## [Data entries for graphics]
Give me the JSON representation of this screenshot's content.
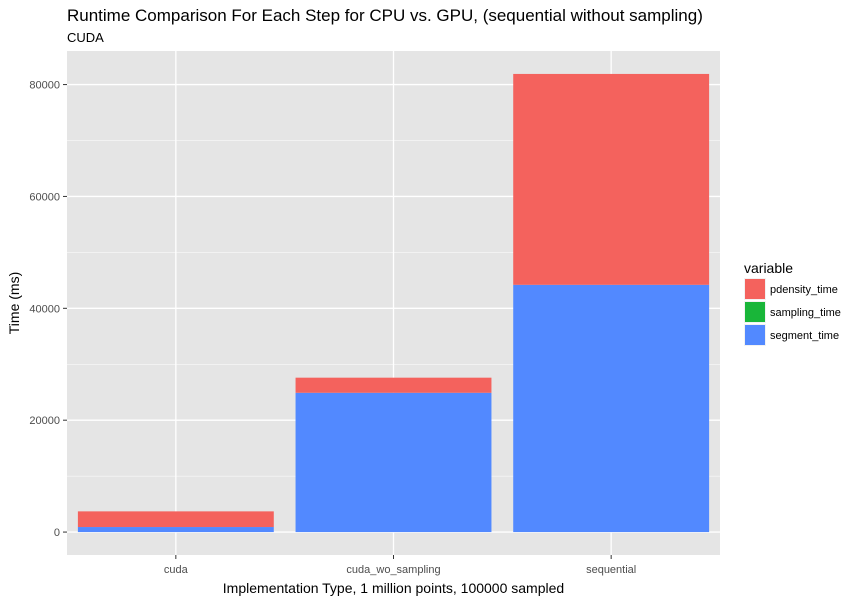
{
  "chart_data": {
    "type": "bar",
    "stacked": true,
    "title": "Runtime Comparison For Each Step for CPU vs. GPU, (sequential without sampling)",
    "subtitle": "CUDA",
    "xlabel": "Implementation Type, 1 million points, 100000 sampled",
    "ylabel": "Time (ms)",
    "categories": [
      "cuda",
      "cuda_wo_sampling",
      "sequential"
    ],
    "series": [
      {
        "name": "segment_time",
        "values": [
          900,
          24900,
          44200
        ],
        "color": "#5289ff"
      },
      {
        "name": "sampling_time",
        "values": [
          0,
          0,
          0
        ],
        "color": "#19b639"
      },
      {
        "name": "pdensity_time",
        "values": [
          2800,
          2700,
          37700
        ],
        "color": "#f4625d"
      }
    ],
    "legend": {
      "title": "variable",
      "position": "right",
      "items": [
        {
          "name": "pdensity_time",
          "color": "#f4625d"
        },
        {
          "name": "sampling_time",
          "color": "#19b639"
        },
        {
          "name": "segment_time",
          "color": "#5289ff"
        }
      ]
    },
    "ylim": [
      -4100,
      86000
    ],
    "yticks": [
      0,
      20000,
      40000,
      60000,
      80000
    ],
    "ytick_labels": [
      "0",
      "20000",
      "40000",
      "60000",
      "80000"
    ],
    "grid": true,
    "panel_background": "#e5e5e5",
    "grid_color": "#ffffff"
  }
}
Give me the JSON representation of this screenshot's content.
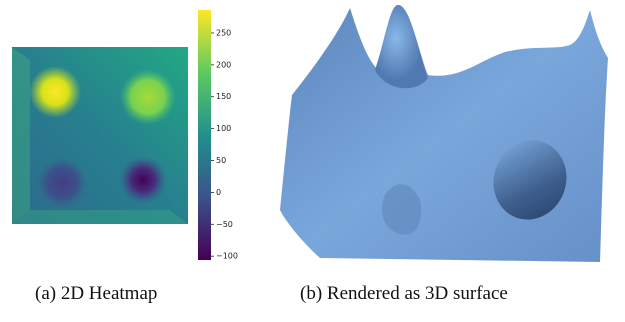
{
  "colorbar": {
    "lim": [
      -106,
      286
    ],
    "ticks": [
      {
        "value": -100,
        "label": "−100"
      },
      {
        "value": -50,
        "label": "−50"
      },
      0,
      50,
      100,
      150,
      200,
      250
    ]
  },
  "captions": [
    "(a) 2D Heatmap",
    "(b) Rendered as 3D surface"
  ]
}
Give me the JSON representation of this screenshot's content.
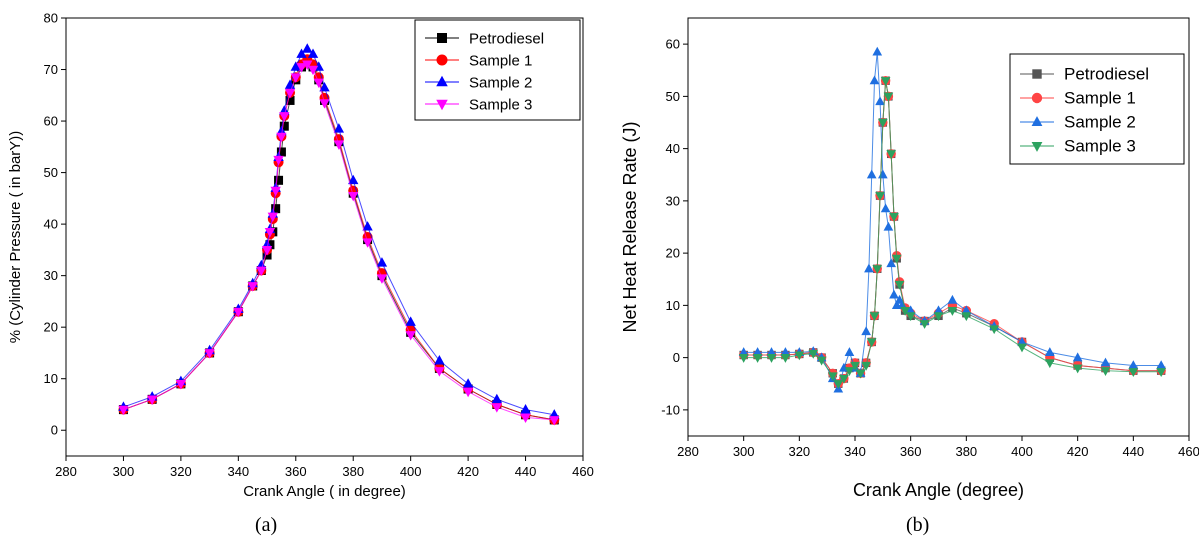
{
  "panels": {
    "a": {
      "caption": "(a)"
    },
    "b": {
      "caption": "(b)"
    }
  },
  "chart_data": [
    {
      "type": "scatter",
      "title": "",
      "xlabel": "Crank Angle ( in degree)",
      "ylabel": "% (Cylinder Pressure ( in barY))",
      "xlim": [
        280,
        460
      ],
      "ylim": [
        -5,
        80
      ],
      "xticks": [
        280,
        300,
        320,
        340,
        360,
        380,
        400,
        420,
        440,
        460
      ],
      "yticks": [
        0,
        10,
        20,
        30,
        40,
        50,
        60,
        70,
        80
      ],
      "legend_position": "top-right",
      "series": [
        {
          "name": "Petrodiesel",
          "color": "#000000",
          "marker": "square",
          "x": [
            300,
            310,
            320,
            330,
            340,
            345,
            348,
            350,
            351,
            352,
            353,
            354,
            355,
            356,
            358,
            360,
            362,
            364,
            366,
            368,
            370,
            375,
            380,
            385,
            390,
            400,
            410,
            420,
            430,
            440,
            450
          ],
          "y": [
            4,
            6,
            9,
            15,
            23,
            28,
            31,
            34,
            36,
            38.5,
            43,
            48.5,
            54,
            59,
            64,
            68,
            70.5,
            71.5,
            70.5,
            68,
            64,
            56,
            46,
            37,
            30,
            19,
            12,
            8,
            5,
            3,
            2
          ]
        },
        {
          "name": "Sample 1",
          "color": "#ff0000",
          "marker": "circle",
          "x": [
            300,
            310,
            320,
            330,
            340,
            345,
            348,
            350,
            351,
            352,
            353,
            354,
            355,
            356,
            358,
            360,
            362,
            364,
            366,
            368,
            370,
            375,
            380,
            385,
            390,
            400,
            410,
            420,
            430,
            440,
            450
          ],
          "y": [
            4,
            6,
            9,
            15,
            23,
            28,
            31,
            35,
            38,
            41,
            46,
            52,
            57,
            61,
            65.5,
            68.5,
            71,
            72,
            71,
            68.5,
            64.5,
            56.5,
            46.5,
            37.5,
            30.5,
            19.5,
            12,
            8,
            5,
            3,
            2
          ]
        },
        {
          "name": "Sample 2",
          "color": "#0000ff",
          "marker": "triangle-up",
          "x": [
            300,
            310,
            320,
            330,
            340,
            345,
            348,
            350,
            351,
            352,
            353,
            354,
            355,
            356,
            358,
            360,
            362,
            364,
            366,
            368,
            370,
            375,
            380,
            385,
            390,
            400,
            410,
            420,
            430,
            440,
            450
          ],
          "y": [
            4.5,
            6.5,
            9.5,
            15.5,
            23.5,
            28.5,
            32,
            36,
            39,
            42,
            47,
            53,
            58,
            62,
            67,
            70.5,
            73,
            74,
            73,
            70.5,
            66.5,
            58.5,
            48.5,
            39.5,
            32.5,
            21,
            13.5,
            9,
            6,
            4,
            3
          ]
        },
        {
          "name": "Sample 3",
          "color": "#ff00ff",
          "marker": "triangle-down",
          "x": [
            300,
            310,
            320,
            330,
            340,
            345,
            348,
            350,
            351,
            352,
            353,
            354,
            355,
            356,
            358,
            360,
            362,
            364,
            366,
            368,
            370,
            375,
            380,
            385,
            390,
            400,
            410,
            420,
            430,
            440,
            450
          ],
          "y": [
            4,
            6,
            9,
            15,
            23,
            28,
            31,
            35,
            38.5,
            41.5,
            46.5,
            52.5,
            57,
            61,
            65.5,
            68.5,
            70.5,
            71,
            70,
            67.5,
            63.5,
            55.5,
            45.5,
            36.5,
            29.5,
            18.5,
            11.5,
            7.5,
            4.5,
            2.5,
            2
          ]
        }
      ]
    },
    {
      "type": "line",
      "title": "",
      "xlabel": "Crank Angle (degree)",
      "ylabel": "Net Heat Release Rate (J)",
      "xlim": [
        280,
        460
      ],
      "ylim": [
        -15,
        65
      ],
      "xticks": [
        280,
        300,
        320,
        340,
        360,
        380,
        400,
        420,
        440,
        460
      ],
      "yticks": [
        -10,
        0,
        10,
        20,
        30,
        40,
        50,
        60
      ],
      "legend_position": "top-right",
      "series": [
        {
          "name": "Petrodiesel",
          "color": "#555555",
          "marker": "square",
          "x": [
            300,
            305,
            310,
            315,
            320,
            325,
            328,
            332,
            334,
            336,
            338,
            340,
            342,
            344,
            346,
            347,
            348,
            349,
            350,
            351,
            352,
            353,
            354,
            355,
            356,
            358,
            360,
            365,
            370,
            375,
            380,
            390,
            400,
            410,
            420,
            430,
            440,
            450
          ],
          "y": [
            0.5,
            0.5,
            0.5,
            0.5,
            0.7,
            1,
            0,
            -3,
            -5,
            -4,
            -2,
            -1,
            -3,
            -1,
            3,
            8,
            17,
            31,
            45,
            53,
            50,
            39,
            27,
            19,
            14,
            9,
            8,
            7,
            8,
            9.5,
            8.5,
            6,
            3,
            0,
            -1.5,
            -2,
            -2.5,
            -2.5
          ]
        },
        {
          "name": "Sample 1",
          "color": "#ff4444",
          "marker": "circle",
          "x": [
            300,
            305,
            310,
            315,
            320,
            325,
            328,
            332,
            334,
            336,
            338,
            340,
            342,
            344,
            346,
            347,
            348,
            349,
            350,
            351,
            352,
            353,
            354,
            355,
            356,
            358,
            360,
            365,
            370,
            375,
            380,
            390,
            400,
            410,
            420,
            430,
            440,
            450
          ],
          "y": [
            0.5,
            0.5,
            0.5,
            0.5,
            0.7,
            1,
            0,
            -3,
            -5,
            -4,
            -2,
            -1,
            -3,
            -1,
            3,
            8,
            17,
            31,
            45,
            53,
            50,
            39,
            27,
            19.5,
            14.5,
            9.5,
            8.5,
            7,
            8.5,
            10,
            9,
            6.5,
            3,
            0,
            -1.5,
            -2,
            -2.5,
            -2.5
          ]
        },
        {
          "name": "Sample 2",
          "color": "#1f6fe0",
          "marker": "triangle-up",
          "x": [
            300,
            305,
            310,
            315,
            320,
            325,
            328,
            332,
            334,
            336,
            338,
            340,
            342,
            344,
            345,
            346,
            347,
            348,
            349,
            350,
            351,
            352,
            353,
            354,
            355,
            356,
            357,
            360,
            365,
            370,
            375,
            380,
            390,
            400,
            410,
            420,
            430,
            440,
            450
          ],
          "y": [
            1,
            1,
            1,
            1,
            1,
            1.2,
            0,
            -4,
            -6,
            -2,
            1,
            -2,
            -3,
            5,
            17,
            35,
            53,
            58.5,
            49,
            35,
            28.5,
            25,
            18,
            12,
            10,
            11,
            10,
            9,
            7,
            9,
            11,
            9,
            6,
            3,
            1,
            0,
            -1,
            -1.5,
            -1.5
          ]
        },
        {
          "name": "Sample 3",
          "color": "#2ca25f",
          "marker": "triangle-down",
          "x": [
            300,
            305,
            310,
            315,
            320,
            325,
            328,
            332,
            334,
            336,
            338,
            340,
            342,
            344,
            346,
            347,
            348,
            349,
            350,
            351,
            352,
            353,
            354,
            355,
            356,
            358,
            360,
            365,
            370,
            375,
            380,
            390,
            400,
            410,
            420,
            430,
            440,
            450
          ],
          "y": [
            0,
            0,
            0,
            0,
            0.5,
            0.8,
            -0.5,
            -3.5,
            -5,
            -4,
            -2.5,
            -1.5,
            -3,
            -1.5,
            3,
            8,
            17,
            31,
            45,
            53,
            50,
            39,
            27,
            19,
            14,
            9,
            8,
            6.5,
            8,
            9,
            8,
            5.5,
            2,
            -1,
            -2,
            -2.5,
            -2.7,
            -2.7
          ]
        }
      ]
    }
  ]
}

## [Set problem]
In the listing, find each line with the string "ylabel" and copy it.

## [Solution to the exercise]
    "ylabel": "Time (ms)",
      "ylabel": "% (Cylinder Pressure ( in barY))",
      "ylabel": "Net Heat Release Rate (J)",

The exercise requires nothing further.